(Stored records)
- - -

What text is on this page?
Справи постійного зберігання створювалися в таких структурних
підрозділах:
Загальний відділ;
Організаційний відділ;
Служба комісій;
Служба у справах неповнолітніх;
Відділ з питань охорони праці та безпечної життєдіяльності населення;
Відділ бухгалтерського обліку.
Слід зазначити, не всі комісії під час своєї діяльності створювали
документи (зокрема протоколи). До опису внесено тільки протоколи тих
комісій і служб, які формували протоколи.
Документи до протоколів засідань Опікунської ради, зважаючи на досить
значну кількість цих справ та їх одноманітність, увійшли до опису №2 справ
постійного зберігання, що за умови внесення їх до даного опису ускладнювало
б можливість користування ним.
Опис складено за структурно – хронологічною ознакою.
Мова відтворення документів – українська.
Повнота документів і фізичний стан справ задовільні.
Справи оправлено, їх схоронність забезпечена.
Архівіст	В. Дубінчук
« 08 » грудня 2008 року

- - -

## The request:
Emit the records above again, exactly, with no line skipped.

## Correct result:
What text is on this page?
Справи постійного зберігання створювалися в таких структурних
підрозділах:
Загальний відділ;
Організаційний відділ;
Служба комісій;
Служба у справах неповнолітніх;
Відділ з питань охорони праці та безпечної життєдіяльності населення;
Відділ бухгалтерського обліку.
Слід зазначити, не всі комісії під час своєї діяльності створювали
документи (зокрема протоколи). До опису внесено тільки протоколи тих
комісій і служб, які формували протоколи.
Документи до протоколів засідань Опікунської ради, зважаючи на досить
значну кількість цих справ та їх одноманітність, увійшли до опису №2 справ
постійного зберігання, що за умови внесення їх до даного опису ускладнювало
б можливість користування ним.
Опис складено за структурно – хронологічною ознакою.
Мова відтворення документів – українська.
Повнота документів і фізичний стан справ задовільні.
Справи оправлено, їх схоронність забезпечена.
Архівіст	В. Дубінчук
« 08 » грудня 2008 року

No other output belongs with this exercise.